Let us know how they are doing!!!


----------



## mistyblue (Nov 13, 2008)

*Re: Babies now have diarrhea*

Hey guys - how much Pepto? And, should I give some baking soda as well?


----------



## StaceyRosado (Oct 5, 2007)

*Re: Babies now have diarrhea*

2-3ccs of pepto

Sometimes you need to play around with the mixture of replacer to get it right. I never had good results with cows milk - isnt that funny.

I havent needed to use replacer in a while but when I did I used Land O Lakes and my goats did fine but those were standards and I dotn know how it would work for a mini.

I would try Allison's mixture with the cows milk if you dont want to work with the replacer anymore


----------



## mistyblue (Nov 13, 2008)

*Re: Babies now have diarrhea*

They seem to be doing fine with the replacer - eating well, energetic. They just have diarrhea really bad, also they were sloshing this morning when they were playing. Thats why I wondered about giving the baking soda.

Also do I need to hold back on feeding them until the runs are gone. I have not feed them anything today but hay.


----------



## StaceyRosado (Oct 5, 2007)

*Re: Babies now have diarrhea*

wont hurt them. I would have them checked for cocci just in case.


----------



## FarmGirl18 (Oct 5, 2007)

*Re: Babies now have diarrhea*



StaceyRoop said:


> wont hurt them. I would have them checked for cocci just in case.


I agree, at 3 weeks old you also could have cocci problem, it would be a good idea to do a fecal.


----------



## keren (Oct 26, 2008)

*Re: Babies now have diarrhea*

you have what I call 'happy scours' 

they drink their bottles, play around and are quite happy, but they scour. I get it a fair bit, I keep an eye on them and load them up with scour ban and probiotics.

It could be that the little pigs are getting a bit too much milk, too

Sometimes porridge in their bottles can help bind them up


----------



## mistyblue (Nov 13, 2008)

*Re: Babies now have diarrhea*

Ok I am off work and on my way to TSC and the grocery store to get what I need. There is so much different information that my head is spinning. LOL

I do want to say thank you for all the help that I keep getting. I never knew that there was so much to learn with having goats.


----------



## liz (Oct 5, 2007)

*Re: Babies now have diarrhea*

If you have alot of the replacer left, try deceasing the amount of water you are using to mix it, I have not used that brand before but I did find that with the calf manna brand that if the amount of watrer was decreased by 1/4 cup it helped to "thicken" the stool.

At 3 weeks old, it would be a wise thing to have a cocci count done, then treat accordingly


----------



## mistyblue (Nov 13, 2008)

*Re: Babies now have diarrhea-Update*

My goodness there was alot of information to pull from yesterday. But what I did was give the babies 5cc of sour-halt, added some organic rice formula to their milk and decreased the water used.

I also had to give the little boy Junior a bath as he was just covered in poo and smelt so bad. They ate like crazy for their last feeding, and as they were running around playing afterwards you could hear thier little bellys sloshing. Now I dont know if that is really a good thing or not, but they were full of energy.

* [Data supplied]:

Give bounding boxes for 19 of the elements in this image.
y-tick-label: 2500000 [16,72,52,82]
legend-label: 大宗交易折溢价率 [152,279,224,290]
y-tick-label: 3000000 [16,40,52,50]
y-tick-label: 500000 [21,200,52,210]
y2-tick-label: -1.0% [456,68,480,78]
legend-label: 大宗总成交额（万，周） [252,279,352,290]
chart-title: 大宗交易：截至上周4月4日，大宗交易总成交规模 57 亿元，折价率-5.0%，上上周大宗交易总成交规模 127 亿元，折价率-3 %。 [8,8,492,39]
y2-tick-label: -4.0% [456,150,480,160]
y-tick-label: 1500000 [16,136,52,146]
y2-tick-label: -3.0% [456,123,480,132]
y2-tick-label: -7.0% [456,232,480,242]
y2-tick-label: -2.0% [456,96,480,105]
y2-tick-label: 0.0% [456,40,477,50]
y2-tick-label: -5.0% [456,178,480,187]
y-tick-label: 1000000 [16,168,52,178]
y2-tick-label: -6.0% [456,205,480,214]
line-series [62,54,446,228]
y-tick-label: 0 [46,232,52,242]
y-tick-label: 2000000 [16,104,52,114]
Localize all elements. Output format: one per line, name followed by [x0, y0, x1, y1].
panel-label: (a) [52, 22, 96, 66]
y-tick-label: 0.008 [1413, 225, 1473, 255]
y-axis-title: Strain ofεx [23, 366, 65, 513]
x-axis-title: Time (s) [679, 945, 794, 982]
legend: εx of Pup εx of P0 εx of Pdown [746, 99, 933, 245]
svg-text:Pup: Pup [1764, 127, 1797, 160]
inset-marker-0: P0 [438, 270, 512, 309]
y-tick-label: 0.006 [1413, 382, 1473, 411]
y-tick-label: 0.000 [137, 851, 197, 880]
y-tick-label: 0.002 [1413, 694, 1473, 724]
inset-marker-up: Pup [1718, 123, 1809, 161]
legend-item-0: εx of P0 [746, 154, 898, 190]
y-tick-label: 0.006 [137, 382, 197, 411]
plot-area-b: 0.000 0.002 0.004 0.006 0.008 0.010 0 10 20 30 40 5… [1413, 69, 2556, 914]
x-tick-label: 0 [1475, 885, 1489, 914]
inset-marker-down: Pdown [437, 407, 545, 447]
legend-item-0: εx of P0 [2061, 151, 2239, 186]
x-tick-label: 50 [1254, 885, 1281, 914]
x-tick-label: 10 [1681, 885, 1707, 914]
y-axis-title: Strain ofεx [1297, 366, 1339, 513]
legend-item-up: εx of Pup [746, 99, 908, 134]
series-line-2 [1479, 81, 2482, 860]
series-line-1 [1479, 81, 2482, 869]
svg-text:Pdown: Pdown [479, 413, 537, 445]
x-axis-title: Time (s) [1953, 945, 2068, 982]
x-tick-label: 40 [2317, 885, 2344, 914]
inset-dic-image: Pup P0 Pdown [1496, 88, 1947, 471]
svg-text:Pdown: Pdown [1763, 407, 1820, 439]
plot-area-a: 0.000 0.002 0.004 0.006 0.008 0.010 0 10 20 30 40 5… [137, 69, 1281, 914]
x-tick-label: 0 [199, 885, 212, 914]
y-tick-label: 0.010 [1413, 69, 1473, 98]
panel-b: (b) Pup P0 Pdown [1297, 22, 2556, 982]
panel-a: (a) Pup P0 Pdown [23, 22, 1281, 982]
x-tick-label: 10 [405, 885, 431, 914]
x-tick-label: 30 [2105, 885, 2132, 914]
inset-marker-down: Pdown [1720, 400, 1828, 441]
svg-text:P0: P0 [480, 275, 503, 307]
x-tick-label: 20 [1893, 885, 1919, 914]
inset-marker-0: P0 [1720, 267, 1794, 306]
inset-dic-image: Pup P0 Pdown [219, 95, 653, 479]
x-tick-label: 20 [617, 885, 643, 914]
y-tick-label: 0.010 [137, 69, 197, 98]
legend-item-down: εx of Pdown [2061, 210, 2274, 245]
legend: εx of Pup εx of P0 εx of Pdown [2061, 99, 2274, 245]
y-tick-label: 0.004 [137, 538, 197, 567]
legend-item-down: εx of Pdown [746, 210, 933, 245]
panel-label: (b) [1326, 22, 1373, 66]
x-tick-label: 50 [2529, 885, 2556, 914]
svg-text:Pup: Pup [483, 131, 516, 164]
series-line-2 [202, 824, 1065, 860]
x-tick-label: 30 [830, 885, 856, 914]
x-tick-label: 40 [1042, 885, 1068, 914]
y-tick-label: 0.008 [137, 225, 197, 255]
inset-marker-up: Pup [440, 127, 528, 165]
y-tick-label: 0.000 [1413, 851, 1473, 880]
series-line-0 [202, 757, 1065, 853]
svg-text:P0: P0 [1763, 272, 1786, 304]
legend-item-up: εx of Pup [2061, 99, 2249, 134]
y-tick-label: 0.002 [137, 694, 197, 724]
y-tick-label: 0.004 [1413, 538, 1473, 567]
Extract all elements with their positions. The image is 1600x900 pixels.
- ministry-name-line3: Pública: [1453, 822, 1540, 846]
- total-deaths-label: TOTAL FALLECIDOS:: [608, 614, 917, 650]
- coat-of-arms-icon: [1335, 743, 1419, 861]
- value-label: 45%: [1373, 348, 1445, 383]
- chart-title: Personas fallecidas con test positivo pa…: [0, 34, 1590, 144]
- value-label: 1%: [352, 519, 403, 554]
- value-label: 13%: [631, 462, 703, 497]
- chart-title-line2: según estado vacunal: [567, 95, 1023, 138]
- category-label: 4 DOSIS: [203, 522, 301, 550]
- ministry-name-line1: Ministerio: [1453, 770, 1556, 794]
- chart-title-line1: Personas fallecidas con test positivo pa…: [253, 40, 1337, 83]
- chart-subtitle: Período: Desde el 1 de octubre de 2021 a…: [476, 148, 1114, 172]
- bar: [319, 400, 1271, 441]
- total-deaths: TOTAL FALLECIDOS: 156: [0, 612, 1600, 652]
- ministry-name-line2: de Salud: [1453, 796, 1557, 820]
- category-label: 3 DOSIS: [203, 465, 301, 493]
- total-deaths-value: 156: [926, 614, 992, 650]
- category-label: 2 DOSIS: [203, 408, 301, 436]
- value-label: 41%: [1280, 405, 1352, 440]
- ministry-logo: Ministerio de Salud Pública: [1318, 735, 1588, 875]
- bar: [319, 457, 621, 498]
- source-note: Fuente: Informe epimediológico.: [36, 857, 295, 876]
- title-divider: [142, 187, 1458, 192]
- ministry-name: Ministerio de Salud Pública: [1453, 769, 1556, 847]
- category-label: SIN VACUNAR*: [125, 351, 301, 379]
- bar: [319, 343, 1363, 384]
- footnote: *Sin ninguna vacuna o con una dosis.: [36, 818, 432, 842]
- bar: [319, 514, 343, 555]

* [Questions to answer]:
1) In the forum thread, how much Pepto does StaceyRosado recommend giving?
2) Please write out everything in the forum thread from "At 3 weeks old, it" down to "full of energy.", renaming "cocci" to "coccidia".
Work from the forum thread alone.

* [Answer list]:
1) 2-3ccs of pepto.

2)
At 3 weeks old, it would be a wise thing to have a coccidia count done, then treat accordingly


----------



## mistyblue (Nov 13, 2008)

*Re: Babies now have diarrhea-Update*

My goodness there was alot of information to pull from yesterday. But what I did was give the babies 5cc of sour-halt, added some organic rice formula to their milk and decreased the water used.

I also had to give the little boy Junior a bath as he was just covered in poo and smelt so bad. They ate like crazy for their last feeding, and as they were running around playing afterwards you could hear thier little bellys sloshing. Now I dont know if that is really a good thing or not, but they were full of energy.